-- BEGIN PROVIDED INFORMATION --
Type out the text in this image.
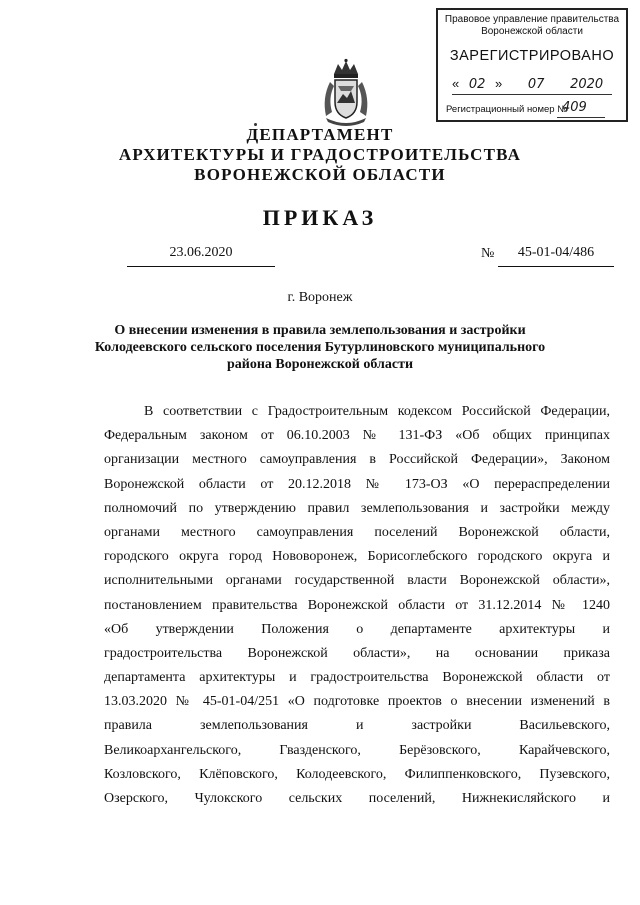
Правовое управление правительства
Воронежской области
ЗАРЕГИСТРИРОВАНО
« 02 » 07 2020
Регистрационный номер №
409
ДЕПАРТАМЕНТ
АРХИТЕКТУРЫ И ГРАДОСТРОИТЕЛЬСТВА
ВОРОНЕЖСКОЙ ОБЛАСТИ
ПРИКАЗ
23.06.2020	№	45-01-04/486
г. Воронеж
О внесении изменения в правила землепользования и застройки
Колодеевского сельского поселения Бутурлиновского муниципального
района Воронежской области
В соответствии с Градостроительным кодексом Российской Федерации,
Федеральным законом от 06.10.2003 № 131-ФЗ «Об общих принципах
организации местного самоуправления в Российской Федерации», Законом
Воронежской области от 20.12.2018 № 173-ОЗ «О перераспределении
полномочий по утверждению правил землепользования и застройки между
органами местного самоуправления поселений Воронежской области,
городского округа город Нововоронеж, Борисоглебского городского округа и
исполнительными органами государственной власти Воронежской области»,
постановлением правительства Воронежской области от 31.12.2014 № 1240
«Об утверждении Положения о департаменте архитектуры и
градостроительства Воронежской области», на основании приказа
департамента архитектуры и градостроительства Воронежской области от
13.03.2020 № 45-01-04/251 «О подготовке проектов о внесении изменений в
правила землепользования и застройки Васильевского,
Великоархангельского, Гвазденского, Берёзовского, Карайчевского,
Козловского, Клёповского, Колодеевского, Филиппенковского, Пузевского,
Озерского, Чулокского сельских поселений, Нижнекисляйского и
-- END PROVIDED INFORMATION --
WORK INSTRUCTIONS: Leave images out of the retyped records; keep all else exact.

RESULT OF THE EXERCISE:
Type out the text in this image.
Правовое управление правительства
Воронежской области
ЗАРЕГИСТРИРОВАНО
« 02 » 07 2020
Регистрационный номер №
409
ДЕПАРТАМЕНТ
АРХИТЕКТУРЫ И ГРАДОСТРОИТЕЛЬСТВА
ВОРОНЕЖСКОЙ ОБЛАСТИ
ПРИКАЗ
23.06.2020	№	45-01-04/486
г. Воронеж
О внесении изменения в правила землепользования и застройки
Колодеевского сельского поселения Бутурлиновского муниципального
района Воронежской области
В соответствии с Градостроительным кодексом Российской Федерации,
Федеральным законом от 06.10.2003 № 131-ФЗ «Об общих принципах
организации местного самоуправления в Российской Федерации», Законом
Воронежской области от 20.12.2018 № 173-ОЗ «О перераспределении
полномочий по утверждению правил землепользования и застройки между
органами местного самоуправления поселений Воронежской области,
городского округа город Нововоронеж, Борисоглебского городского округа и
исполнительными органами государственной власти Воронежской области»,
постановлением правительства Воронежской области от 31.12.2014 № 1240
«Об утверждении Положения о департаменте архитектуры и
градостроительства Воронежской области», на основании приказа
департамента архитектуры и градостроительства Воронежской области от
13.03.2020 № 45-01-04/251 «О подготовке проектов о внесении изменений в
правила землепользования и застройки Васильевского,
Великоархангельского, Гвазденского, Берёзовского, Карайчевского,
Козловского, Клёповского, Колодеевского, Филиппенковского, Пузевского,
Озерского, Чулокского сельских поселений, Нижнекисляйского и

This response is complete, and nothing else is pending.